## WHAT TO DO
Only lines holding the string "UNIT" are wanted; copy each one from the material.

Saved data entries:
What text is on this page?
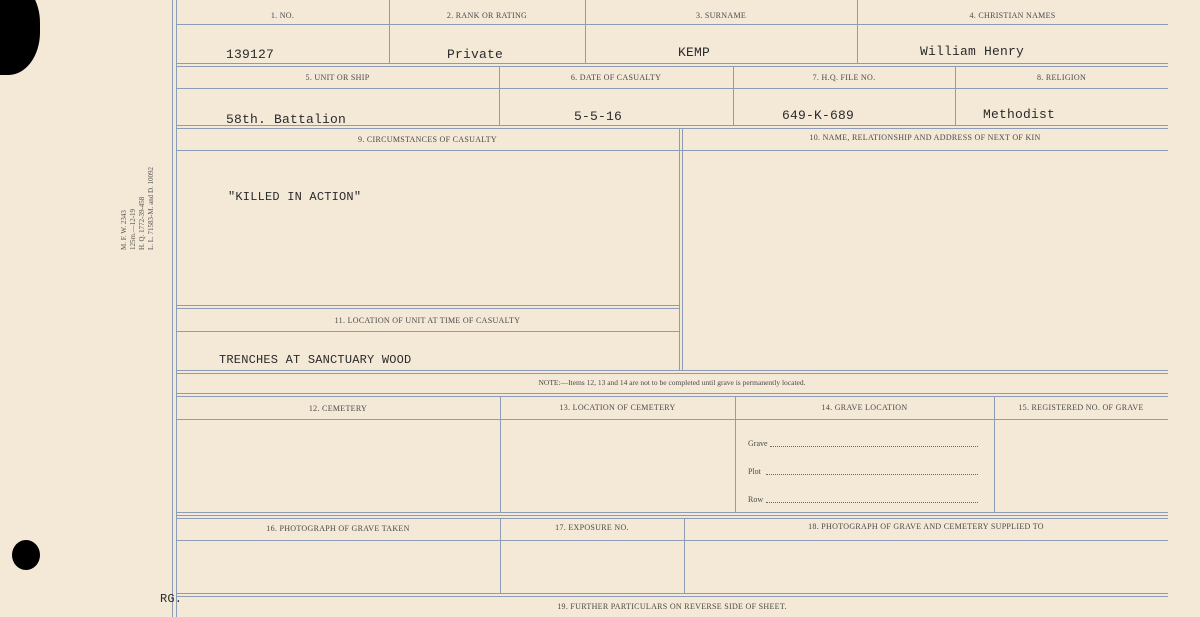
M. F. W. 2343 125m.—12-19 H. Q. 1772-39-458 L. L. 71583-M. and D. 10092
1. NO.	2. RANK OR RATING	3. SURNAME	4. CHRISTIAN NAMES
139127	Private	KEMP	William Henry
5. UNIT OR SHIP	6. DATE OF CASUALTY	7. H.Q. FILE NO.	8. RELIGION
58th. Battalion	5-5-16	649-K-689	Methodist
9. CIRCUMSTANCES OF CASUALTY	10. NAME, RELATIONSHIP AND ADDRESS OF NEXT OF KIN
"KILLED IN ACTION"
11. LOCATION OF UNIT AT TIME OF CASUALTY
TRENCHES AT SANCTUARY WOOD
NOTE:—Items 12, 13 and 14 are not to be completed until grave is permanently located.
12. CEMETERY	13. LOCATION OF CEMETERY	14. GRAVE LOCATION	15. REGISTERED NO. OF GRAVE
Grave
Plot
Row
16. PHOTOGRAPH OF GRAVE TAKEN	17. EXPOSURE NO.	18. PHOTOGRAPH OF GRAVE AND CEMETERY SUPPLIED TO
19. FURTHER PARTICULARS ON REVERSE SIDE OF SHEET.
RG.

## FINISHED EXERCISE
5. UNIT OR SHIP	6. DATE OF CASUALTY	7. H.Q. FILE NO.	8. RELIGION
11. LOCATION OF UNIT AT TIME OF CASUALTY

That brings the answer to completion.